#### WHAT TO PRODUCE:
Would you repeat the listing exactly but omit every picture?
— Start —
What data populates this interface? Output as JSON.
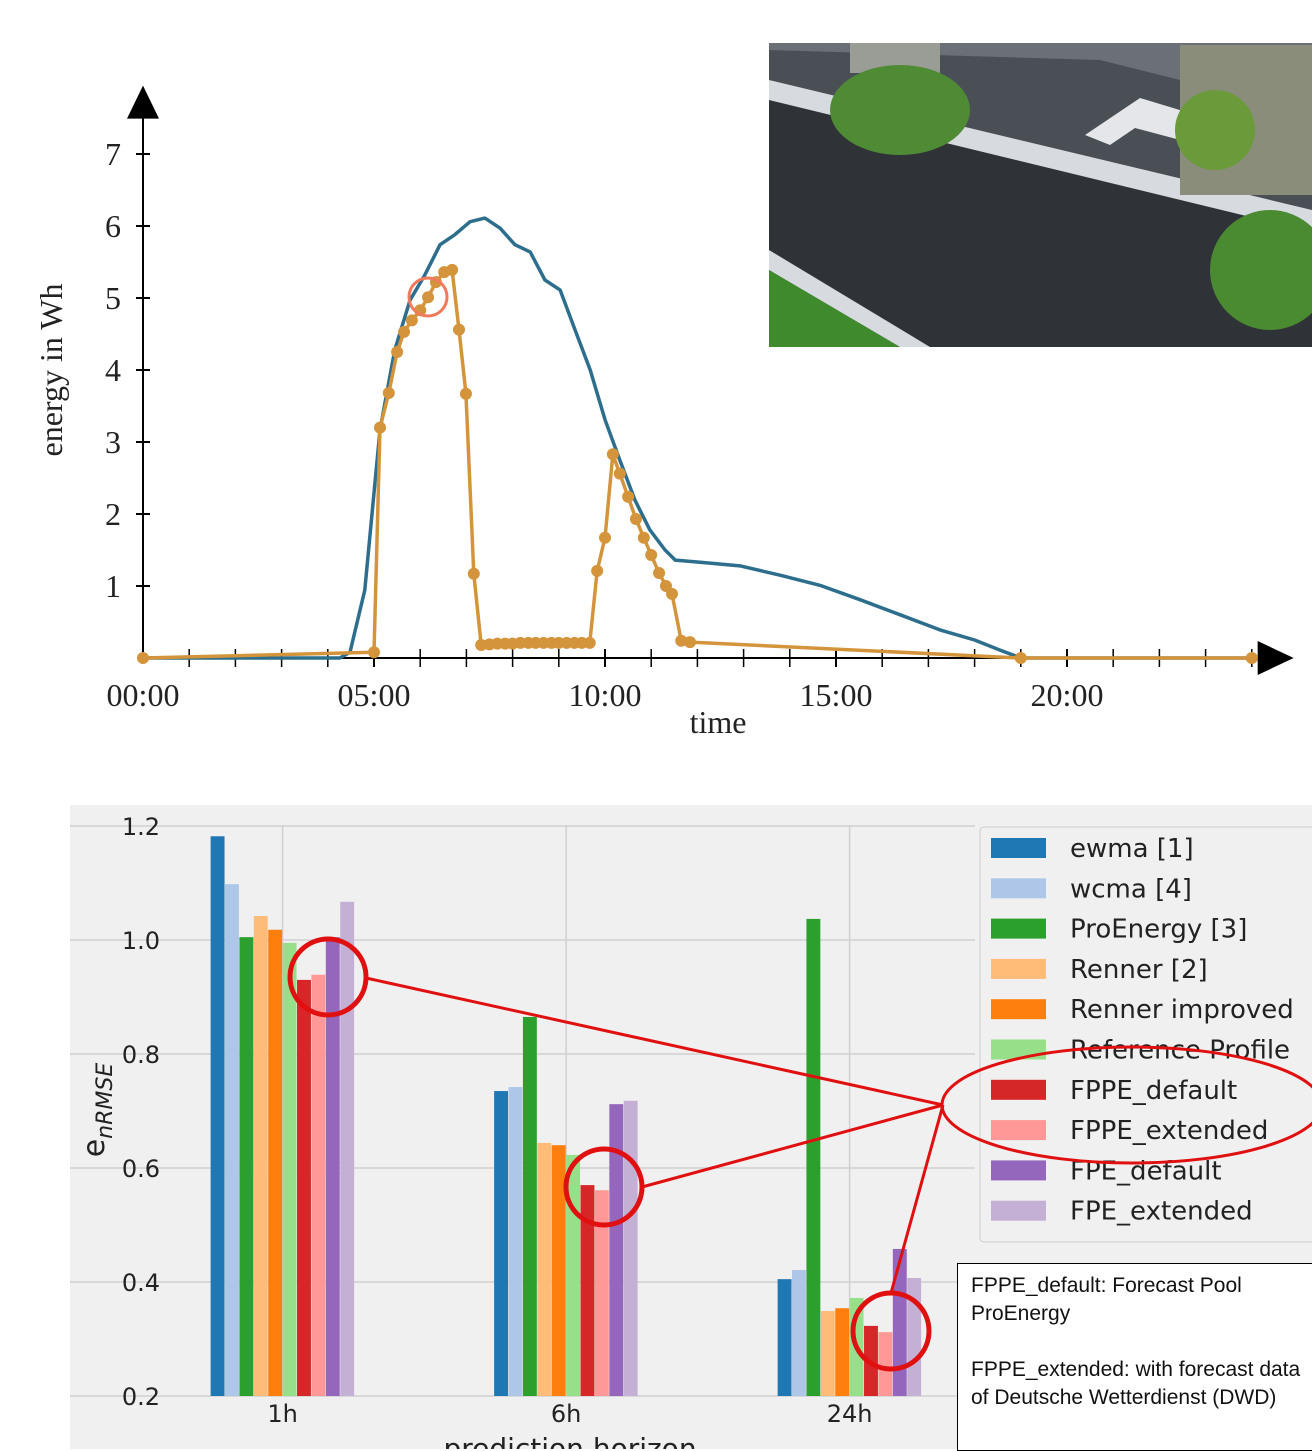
{
  "chart_data": [
    {
      "type": "line",
      "xlabel": "time",
      "ylabel": "energy in Wh",
      "xlim": [
        0,
        24.3
      ],
      "ylim": [
        0,
        7.95
      ],
      "xticks": [
        {
          "value": 0,
          "label": "00:00"
        },
        {
          "value": 5,
          "label": "05:00"
        },
        {
          "value": 10,
          "label": "10:00"
        },
        {
          "value": 15,
          "label": "15:00"
        },
        {
          "value": 20,
          "label": "20:00"
        }
      ],
      "xminor_ticks": [
        1,
        2,
        3,
        4,
        6,
        7,
        8,
        9,
        11,
        12,
        13,
        14,
        16,
        17,
        18,
        19,
        21,
        22,
        23,
        24
      ],
      "yticks": [
        1,
        2,
        3,
        4,
        5,
        6,
        7
      ],
      "series": [
        {
          "color": "#2c6e8c",
          "markers": false,
          "x": [
            0,
            4.26,
            4.48,
            4.8,
            5.13,
            5.45,
            5.78,
            6.1,
            6.43,
            6.75,
            7.08,
            7.4,
            7.73,
            8.05,
            8.38,
            8.7,
            9.03,
            9.35,
            9.68,
            10.0,
            10.32,
            10.65,
            10.97,
            11.3,
            11.52,
            12.06,
            12.92,
            13.79,
            14.65,
            15.52,
            16.39,
            17.25,
            18.0,
            18.55,
            19.0,
            24.0
          ],
          "values": [
            0,
            0,
            0.08,
            0.94,
            3.17,
            4.28,
            4.97,
            5.32,
            5.74,
            5.88,
            6.06,
            6.11,
            5.97,
            5.74,
            5.64,
            5.25,
            5.11,
            4.56,
            4.0,
            3.31,
            2.75,
            2.19,
            1.78,
            1.5,
            1.36,
            1.33,
            1.28,
            1.15,
            1.01,
            0.81,
            0.6,
            0.39,
            0.25,
            0.11,
            0,
            0
          ]
        },
        {
          "color": "#d4943c",
          "markers": true,
          "x": [
            0,
            5.0,
            5.13,
            5.32,
            5.5,
            5.65,
            5.82,
            6.0,
            6.17,
            6.34,
            6.52,
            6.69,
            6.84,
            6.99,
            7.16,
            7.32,
            7.5,
            7.67,
            7.84,
            8.0,
            8.17,
            8.34,
            8.5,
            8.67,
            8.84,
            9.0,
            9.17,
            9.34,
            9.5,
            9.67,
            9.83,
            10.0,
            10.17,
            10.32,
            10.5,
            10.67,
            10.84,
            11.0,
            11.17,
            11.32,
            11.45,
            11.65,
            11.84,
            19.0,
            24.0
          ],
          "values": [
            0,
            0.08,
            3.2,
            3.68,
            4.25,
            4.53,
            4.69,
            4.83,
            5.01,
            5.22,
            5.36,
            5.39,
            4.56,
            3.67,
            1.17,
            0.18,
            0.19,
            0.2,
            0.2,
            0.2,
            0.21,
            0.21,
            0.21,
            0.21,
            0.21,
            0.21,
            0.21,
            0.21,
            0.21,
            0.21,
            1.21,
            1.67,
            2.83,
            2.56,
            2.24,
            1.93,
            1.67,
            1.43,
            1.18,
            1.0,
            0.89,
            0.24,
            0.22,
            0,
            0
          ]
        }
      ]
    },
    {
      "type": "bar",
      "xlabel": "prediction horizon",
      "ylabel": "e",
      "ylabel_subscript": "nRMSE",
      "categories": [
        "1h",
        "6h",
        "24h"
      ],
      "ylim": [
        0.2,
        1.237
      ],
      "yticks": [
        0.2,
        0.4,
        0.6,
        0.8,
        {
          "value": 1.0,
          "label": "1.0"
        },
        1.2
      ],
      "grid": true,
      "legend": "upper right",
      "series": [
        {
          "name": "ewma [1]",
          "color": "#1f77b4",
          "values": [
            1.182,
            0.735,
            0.405
          ]
        },
        {
          "name": "wcma [4]",
          "color": "#aec7e8",
          "values": [
            1.098,
            0.742,
            0.421
          ]
        },
        {
          "name": "ProEnergy [3]",
          "color": "#2ca02c",
          "values": [
            1.005,
            0.865,
            1.037
          ]
        },
        {
          "name": "Renner [2]",
          "color": "#ffbb78",
          "values": [
            1.042,
            0.644,
            0.349
          ]
        },
        {
          "name": "Renner improved",
          "color": "#ff7f0e",
          "values": [
            1.018,
            0.64,
            0.354
          ]
        },
        {
          "name": "Reference Profile",
          "color": "#98df8a",
          "values": [
            0.995,
            0.623,
            0.372
          ]
        },
        {
          "name": "FPPE_default",
          "color": "#d62728",
          "values": [
            0.93,
            0.57,
            0.323
          ]
        },
        {
          "name": "FPPE_extended",
          "color": "#ff9896",
          "values": [
            0.939,
            0.561,
            0.312
          ]
        },
        {
          "name": "FPE_default",
          "color": "#9467bd",
          "values": [
            1.005,
            0.712,
            0.458
          ]
        },
        {
          "name": "FPE_extended",
          "color": "#c5b0d5",
          "values": [
            1.067,
            0.718,
            0.407
          ]
        }
      ]
    }
  ],
  "note": [
    "FPPE_default: Forecast Pool ProEnergy",
    "FPPE_extended: with forecast data of Deutsche Wetterdienst (DWD)"
  ]
}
— End —
#### RESULT:
What data populates this interface? Output as JSON.
{
  "chart_data": [
    {
      "type": "line",
      "xlabel": "time",
      "ylabel": "energy in Wh",
      "xlim": [
        0,
        24.3
      ],
      "ylim": [
        0,
        7.95
      ],
      "xticks": [
        {
          "value": 0,
          "label": "00:00"
        },
        {
          "value": 5,
          "label": "05:00"
        },
        {
          "value": 10,
          "label": "10:00"
        },
        {
          "value": 15,
          "label": "15:00"
        },
        {
          "value": 20,
          "label": "20:00"
        }
      ],
      "xminor_ticks": [
        1,
        2,
        3,
        4,
        6,
        7,
        8,
        9,
        11,
        12,
        13,
        14,
        16,
        17,
        18,
        19,
        21,
        22,
        23,
        24
      ],
      "yticks": [
        1,
        2,
        3,
        4,
        5,
        6,
        7
      ],
      "series": [
        {
          "color": "#2c6e8c",
          "markers": false,
          "x": [
            0,
            4.26,
            4.48,
            4.8,
            5.13,
            5.45,
            5.78,
            6.1,
            6.43,
            6.75,
            7.08,
            7.4,
            7.73,
            8.05,
            8.38,
            8.7,
            9.03,
            9.35,
            9.68,
            10.0,
            10.32,
            10.65,
            10.97,
            11.3,
            11.52,
            12.06,
            12.92,
            13.79,
            14.65,
            15.52,
            16.39,
            17.25,
            18.0,
            18.55,
            19.0,
            24.0
          ],
          "values": [
            0,
            0,
            0.08,
            0.94,
            3.17,
            4.28,
            4.97,
            5.32,
            5.74,
            5.88,
            6.06,
            6.11,
            5.97,
            5.74,
            5.64,
            5.25,
            5.11,
            4.56,
            4.0,
            3.31,
            2.75,
            2.19,
            1.78,
            1.5,
            1.36,
            1.33,
            1.28,
            1.15,
            1.01,
            0.81,
            0.6,
            0.39,
            0.25,
            0.11,
            0,
            0
          ]
        },
        {
          "color": "#d4943c",
          "markers": true,
          "x": [
            0,
            5.0,
            5.13,
            5.32,
            5.5,
            5.65,
            5.82,
            6.0,
            6.17,
            6.34,
            6.52,
            6.69,
            6.84,
            6.99,
            7.16,
            7.32,
            7.5,
            7.67,
            7.84,
            8.0,
            8.17,
            8.34,
            8.5,
            8.67,
            8.84,
            9.0,
            9.17,
            9.34,
            9.5,
            9.67,
            9.83,
            10.0,
            10.17,
            10.32,
            10.5,
            10.67,
            10.84,
            11.0,
            11.17,
            11.32,
            11.45,
            11.65,
            11.84,
            19.0,
            24.0
          ],
          "values": [
            0,
            0.08,
            3.2,
            3.68,
            4.25,
            4.53,
            4.69,
            4.83,
            5.01,
            5.22,
            5.36,
            5.39,
            4.56,
            3.67,
            1.17,
            0.18,
            0.19,
            0.2,
            0.2,
            0.2,
            0.21,
            0.21,
            0.21,
            0.21,
            0.21,
            0.21,
            0.21,
            0.21,
            0.21,
            0.21,
            1.21,
            1.67,
            2.83,
            2.56,
            2.24,
            1.93,
            1.67,
            1.43,
            1.18,
            1.0,
            0.89,
            0.24,
            0.22,
            0,
            0
          ]
        }
      ]
    },
    {
      "type": "bar",
      "xlabel": "prediction horizon",
      "ylabel": "e",
      "ylabel_subscript": "nRMSE",
      "categories": [
        "1h",
        "6h",
        "24h"
      ],
      "ylim": [
        0.2,
        1.237
      ],
      "yticks": [
        0.2,
        0.4,
        0.6,
        0.8,
        {
          "value": 1.0,
          "label": "1.0"
        },
        1.2
      ],
      "grid": true,
      "legend": "upper right",
      "series": [
        {
          "name": "ewma [1]",
          "color": "#1f77b4",
          "values": [
            1.182,
            0.735,
            0.405
          ]
        },
        {
          "name": "wcma [4]",
          "color": "#aec7e8",
          "values": [
            1.098,
            0.742,
            0.421
          ]
        },
        {
          "name": "ProEnergy [3]",
          "color": "#2ca02c",
          "values": [
            1.005,
            0.865,
            1.037
          ]
        },
        {
          "name": "Renner [2]",
          "color": "#ffbb78",
          "values": [
            1.042,
            0.644,
            0.349
          ]
        },
        {
          "name": "Renner improved",
          "color": "#ff7f0e",
          "values": [
            1.018,
            0.64,
            0.354
          ]
        },
        {
          "name": "Reference Profile",
          "color": "#98df8a",
          "values": [
            0.995,
            0.623,
            0.372
          ]
        },
        {
          "name": "FPPE_default",
          "color": "#d62728",
          "values": [
            0.93,
            0.57,
            0.323
          ]
        },
        {
          "name": "FPPE_extended",
          "color": "#ff9896",
          "values": [
            0.939,
            0.561,
            0.312
          ]
        },
        {
          "name": "FPE_default",
          "color": "#9467bd",
          "values": [
            1.005,
            0.712,
            0.458
          ]
        },
        {
          "name": "FPE_extended",
          "color": "#c5b0d5",
          "values": [
            1.067,
            0.718,
            0.407
          ]
        }
      ]
    }
  ],
  "note": [
    "FPPE_default: Forecast Pool ProEnergy",
    "FPPE_extended: with forecast data of Deutsche Wetterdienst (DWD)"
  ]
}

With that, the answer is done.